> _Task statement_
Type out the data exactly as given. Skip any image.

(begin)

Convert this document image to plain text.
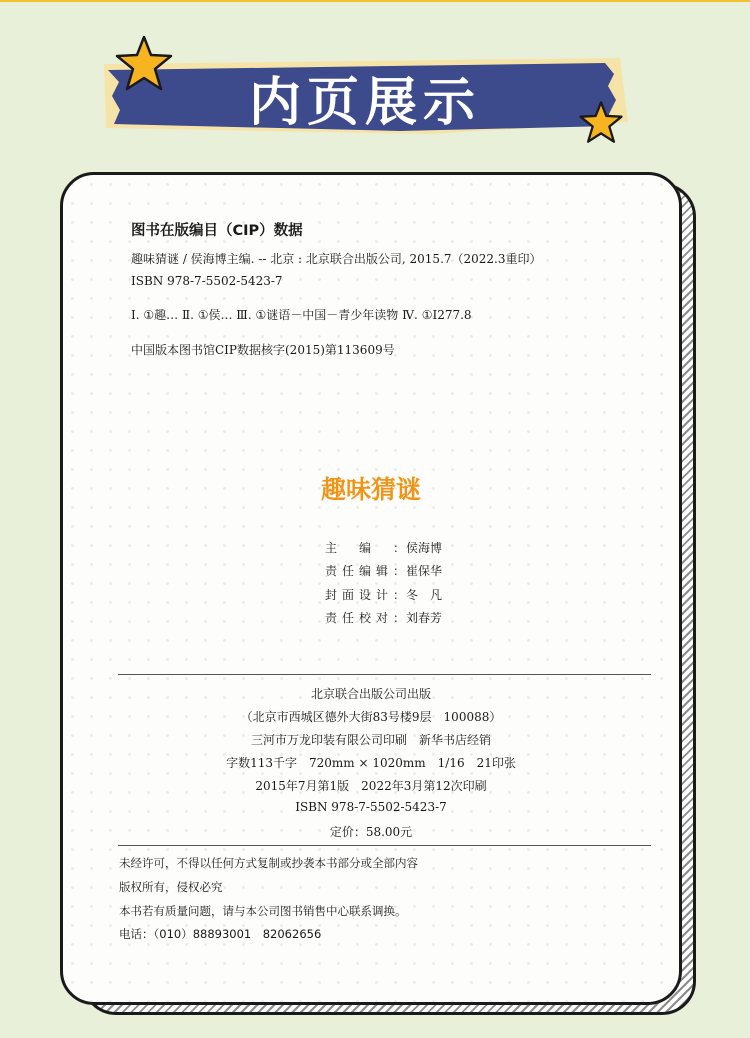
内页展示
图书在版编目（CIP）数据
趣味猜谜 / 侯海博主编. -- 北京 : 北京联合出版公司, 2015.7（2022.3重印）
ISBN 978-7-5502-5423-7
Ⅰ. ①趣… Ⅱ. ①侯… Ⅲ. ①谜语－中国－青少年读物 Ⅳ. ①I277.8
中国版本图书馆CIP数据核字(2015)第113609号
趣味猜谜
主编： 侯海博
责任编辑： 崔保华
封面设计： 冬　凡
责任校对： 刘春芳
北京联合出版公司出版
（北京市西城区德外大街83号楼9层　100088）
三河市万龙印装有限公司印刷　新华书店经销
字数113千字　720mm × 1020mm　1/16　21印张
2015年7月第1版　2022年3月第12次印刷
ISBN 978-7-5502-5423-7
定价：58.00元
未经许可，不得以任何方式复制或抄袭本书部分或全部内容
版权所有，侵权必究
本书若有质量问题，请与本公司图书销售中心联系调换。
电话：（010）88893001　82062656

(end)

> _Answer_
Convert this document image to plain text.
内页展示
图书在版编目（CIP）数据
趣味猜谜 / 侯海博主编. -- 北京 : 北京联合出版公司, 2015.7（2022.3重印）
ISBN 978-7-5502-5423-7
Ⅰ. ①趣… Ⅱ. ①侯… Ⅲ. ①谜语－中国－青少年读物 Ⅳ. ①I277.8
中国版本图书馆CIP数据核字(2015)第113609号
趣味猜谜
主编： 侯海博
责任编辑： 崔保华
封面设计： 冬　凡
责任校对： 刘春芳
北京联合出版公司出版
（北京市西城区德外大街83号楼9层　100088）
三河市万龙印装有限公司印刷　新华书店经销
字数113千字　720mm × 1020mm　1/16　21印张
2015年7月第1版　2022年3月第12次印刷
ISBN 978-7-5502-5423-7
定价：58.00元
未经许可，不得以任何方式复制或抄袭本书部分或全部内容
版权所有，侵权必究
本书若有质量问题，请与本公司图书销售中心联系调换。
电话：（010）88893001　82062656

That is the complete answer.